# EXERCISE DESCRIPTION
Repeat the records exactly. Every line must match.

# Records from a dataset
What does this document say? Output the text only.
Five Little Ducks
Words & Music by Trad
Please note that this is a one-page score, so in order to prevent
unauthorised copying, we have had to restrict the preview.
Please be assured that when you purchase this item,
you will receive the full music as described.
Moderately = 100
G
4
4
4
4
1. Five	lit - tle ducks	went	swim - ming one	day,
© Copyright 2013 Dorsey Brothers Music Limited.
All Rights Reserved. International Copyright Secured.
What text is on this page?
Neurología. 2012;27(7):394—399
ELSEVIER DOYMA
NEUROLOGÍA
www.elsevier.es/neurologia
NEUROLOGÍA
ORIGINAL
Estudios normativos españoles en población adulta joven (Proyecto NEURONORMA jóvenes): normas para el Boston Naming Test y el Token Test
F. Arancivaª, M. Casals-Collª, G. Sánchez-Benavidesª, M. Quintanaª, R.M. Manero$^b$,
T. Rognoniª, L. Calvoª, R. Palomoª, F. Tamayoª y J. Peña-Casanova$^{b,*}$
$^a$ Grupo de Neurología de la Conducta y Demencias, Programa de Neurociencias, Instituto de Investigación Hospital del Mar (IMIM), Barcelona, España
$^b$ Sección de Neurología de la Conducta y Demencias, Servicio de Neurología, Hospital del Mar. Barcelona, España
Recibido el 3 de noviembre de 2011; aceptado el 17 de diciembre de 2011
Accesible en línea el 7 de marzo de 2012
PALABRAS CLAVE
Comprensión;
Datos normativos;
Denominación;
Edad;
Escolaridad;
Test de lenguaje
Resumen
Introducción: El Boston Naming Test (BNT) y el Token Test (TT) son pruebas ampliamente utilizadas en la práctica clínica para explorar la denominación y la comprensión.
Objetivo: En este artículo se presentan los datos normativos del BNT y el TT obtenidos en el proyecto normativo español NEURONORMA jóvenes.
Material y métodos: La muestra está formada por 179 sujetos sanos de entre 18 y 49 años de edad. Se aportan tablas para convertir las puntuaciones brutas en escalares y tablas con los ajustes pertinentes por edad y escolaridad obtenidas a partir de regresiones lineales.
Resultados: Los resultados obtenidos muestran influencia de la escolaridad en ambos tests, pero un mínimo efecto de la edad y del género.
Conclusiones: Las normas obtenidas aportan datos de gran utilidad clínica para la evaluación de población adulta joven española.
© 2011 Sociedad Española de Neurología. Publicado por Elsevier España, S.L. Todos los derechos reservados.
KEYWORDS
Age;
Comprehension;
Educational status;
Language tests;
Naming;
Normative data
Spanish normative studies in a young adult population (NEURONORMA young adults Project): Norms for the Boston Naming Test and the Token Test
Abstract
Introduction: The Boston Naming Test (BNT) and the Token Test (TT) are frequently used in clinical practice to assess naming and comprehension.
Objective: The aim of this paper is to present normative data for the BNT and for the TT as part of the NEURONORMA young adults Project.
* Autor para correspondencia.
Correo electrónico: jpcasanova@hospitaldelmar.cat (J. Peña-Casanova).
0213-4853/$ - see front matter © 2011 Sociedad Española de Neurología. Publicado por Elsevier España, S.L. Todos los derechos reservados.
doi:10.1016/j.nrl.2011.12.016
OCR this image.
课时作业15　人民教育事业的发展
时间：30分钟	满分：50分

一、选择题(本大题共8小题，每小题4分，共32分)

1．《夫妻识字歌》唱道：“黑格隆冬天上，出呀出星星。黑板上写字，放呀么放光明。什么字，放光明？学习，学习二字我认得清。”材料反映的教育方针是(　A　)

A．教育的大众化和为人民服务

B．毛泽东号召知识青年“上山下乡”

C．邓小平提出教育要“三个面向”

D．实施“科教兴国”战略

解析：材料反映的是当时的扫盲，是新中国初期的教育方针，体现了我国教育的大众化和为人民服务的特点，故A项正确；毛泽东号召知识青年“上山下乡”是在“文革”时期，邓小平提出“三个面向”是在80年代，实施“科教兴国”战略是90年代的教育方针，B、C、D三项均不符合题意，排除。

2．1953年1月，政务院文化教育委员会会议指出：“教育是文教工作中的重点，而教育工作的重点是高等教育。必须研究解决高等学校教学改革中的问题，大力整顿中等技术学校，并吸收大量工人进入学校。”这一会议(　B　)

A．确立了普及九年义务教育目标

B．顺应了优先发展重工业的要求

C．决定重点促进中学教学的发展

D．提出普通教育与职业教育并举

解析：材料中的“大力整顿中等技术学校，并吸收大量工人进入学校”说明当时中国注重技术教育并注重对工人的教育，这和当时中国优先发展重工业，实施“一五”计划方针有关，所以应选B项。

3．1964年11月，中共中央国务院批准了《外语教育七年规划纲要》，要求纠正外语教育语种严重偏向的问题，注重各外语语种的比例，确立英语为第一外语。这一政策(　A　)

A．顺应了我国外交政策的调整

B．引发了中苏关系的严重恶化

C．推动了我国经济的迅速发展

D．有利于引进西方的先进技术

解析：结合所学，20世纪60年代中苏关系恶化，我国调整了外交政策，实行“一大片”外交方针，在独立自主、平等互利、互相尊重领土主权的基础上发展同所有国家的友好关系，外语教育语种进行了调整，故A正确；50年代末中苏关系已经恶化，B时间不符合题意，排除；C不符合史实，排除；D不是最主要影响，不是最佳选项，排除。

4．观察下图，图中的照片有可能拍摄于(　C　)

# EXPECTED ANSWER
What does this document say? Output the text only.
Five Little Ducks
Words & Music by Trad
Please note that this is a one-page score, so in order to prevent
unauthorised copying, we have had to restrict the preview.
Please be assured that when you purchase this item,
you will receive the full music as described.
Moderately = 100
G
4
4
4
4
1. Five	lit - tle ducks	went	swim - ming one	day,
© Copyright 2013 Dorsey Brothers Music Limited.
All Rights Reserved. International Copyright Secured.
What text is on this page?
Neurología. 2012;27(7):394—399
ELSEVIER DOYMA
NEUROLOGÍA
www.elsevier.es/neurologia
NEUROLOGÍA
ORIGINAL
Estudios normativos españoles en población adulta joven (Proyecto NEURONORMA jóvenes): normas para el Boston Naming Test y el Token Test
F. Arancivaª, M. Casals-Collª, G. Sánchez-Benavidesª, M. Quintanaª, R.M. Manero$^b$,
T. Rognoniª, L. Calvoª, R. Palomoª, F. Tamayoª y J. Peña-Casanova$^{b,*}$
$^a$ Grupo de Neurología de la Conducta y Demencias, Programa de Neurociencias, Instituto de Investigación Hospital del Mar (IMIM), Barcelona, España
$^b$ Sección de Neurología de la Conducta y Demencias, Servicio de Neurología, Hospital del Mar. Barcelona, España
Recibido el 3 de noviembre de 2011; aceptado el 17 de diciembre de 2011
Accesible en línea el 7 de marzo de 2012
PALABRAS CLAVE
Comprensión;
Datos normativos;
Denominación;
Edad;
Escolaridad;
Test de lenguaje
Resumen
Introducción: El Boston Naming Test (BNT) y el Token Test (TT) son pruebas ampliamente utilizadas en la práctica clínica para explorar la denominación y la comprensión.
Objetivo: En este artículo se presentan los datos normativos del BNT y el TT obtenidos en el proyecto normativo español NEURONORMA jóvenes.
Material y métodos: La muestra está formada por 179 sujetos sanos de entre 18 y 49 años de edad. Se aportan tablas para convertir las puntuaciones brutas en escalares y tablas con los ajustes pertinentes por edad y escolaridad obtenidas a partir de regresiones lineales.
Resultados: Los resultados obtenidos muestran influencia de la escolaridad en ambos tests, pero un mínimo efecto de la edad y del género.
Conclusiones: Las normas obtenidas aportan datos de gran utilidad clínica para la evaluación de población adulta joven española.
© 2011 Sociedad Española de Neurología. Publicado por Elsevier España, S.L. Todos los derechos reservados.
KEYWORDS
Age;
Comprehension;
Educational status;
Language tests;
Naming;
Normative data
Spanish normative studies in a young adult population (NEURONORMA young adults Project): Norms for the Boston Naming Test and the Token Test
Abstract
Introduction: The Boston Naming Test (BNT) and the Token Test (TT) are frequently used in clinical practice to assess naming and comprehension.
Objective: The aim of this paper is to present normative data for the BNT and for the TT as part of the NEURONORMA young adults Project.
* Autor para correspondencia.
Correo electrónico: jpcasanova@hospitaldelmar.cat (J. Peña-Casanova).
0213-4853/$ - see front matter © 2011 Sociedad Española de Neurología. Publicado por Elsevier España, S.L. Todos los derechos reservados.
doi:10.1016/j.nrl.2011.12.016
OCR this image.
课时作业15　人民教育事业的发展
时间：30分钟	满分：50分

一、选择题(本大题共8小题，每小题4分，共32分)

1．《夫妻识字歌》唱道：“黑格隆冬天上，出呀出星星。黑板上写字，放呀么放光明。什么字，放光明？学习，学习二字我认得清。”材料反映的教育方针是(　A　)

A．教育的大众化和为人民服务

B．毛泽东号召知识青年“上山下乡”

C．邓小平提出教育要“三个面向”

D．实施“科教兴国”战略

解析：材料反映的是当时的扫盲，是新中国初期的教育方针，体现了我国教育的大众化和为人民服务的特点，故A项正确；毛泽东号召知识青年“上山下乡”是在“文革”时期，邓小平提出“三个面向”是在80年代，实施“科教兴国”战略是90年代的教育方针，B、C、D三项均不符合题意，排除。

2．1953年1月，政务院文化教育委员会会议指出：“教育是文教工作中的重点，而教育工作的重点是高等教育。必须研究解决高等学校教学改革中的问题，大力整顿中等技术学校，并吸收大量工人进入学校。”这一会议(　B　)

A．确立了普及九年义务教育目标

B．顺应了优先发展重工业的要求

C．决定重点促进中学教学的发展

D．提出普通教育与职业教育并举

解析：材料中的“大力整顿中等技术学校，并吸收大量工人进入学校”说明当时中国注重技术教育并注重对工人的教育，这和当时中国优先发展重工业，实施“一五”计划方针有关，所以应选B项。

3．1964年11月，中共中央国务院批准了《外语教育七年规划纲要》，要求纠正外语教育语种严重偏向的问题，注重各外语语种的比例，确立英语为第一外语。这一政策(　A　)

A．顺应了我国外交政策的调整

B．引发了中苏关系的严重恶化

C．推动了我国经济的迅速发展

D．有利于引进西方的先进技术

解析：结合所学，20世纪60年代中苏关系恶化，我国调整了外交政策，实行“一大片”外交方针，在独立自主、平等互利、互相尊重领土主权的基础上发展同所有国家的友好关系，外语教育语种进行了调整，故A正确；50年代末中苏关系已经恶化，B时间不符合题意，排除；C不符合史实，排除；D不是最主要影响，不是最佳选项，排除。

4．观察下图，图中的照片有可能拍摄于(　C　)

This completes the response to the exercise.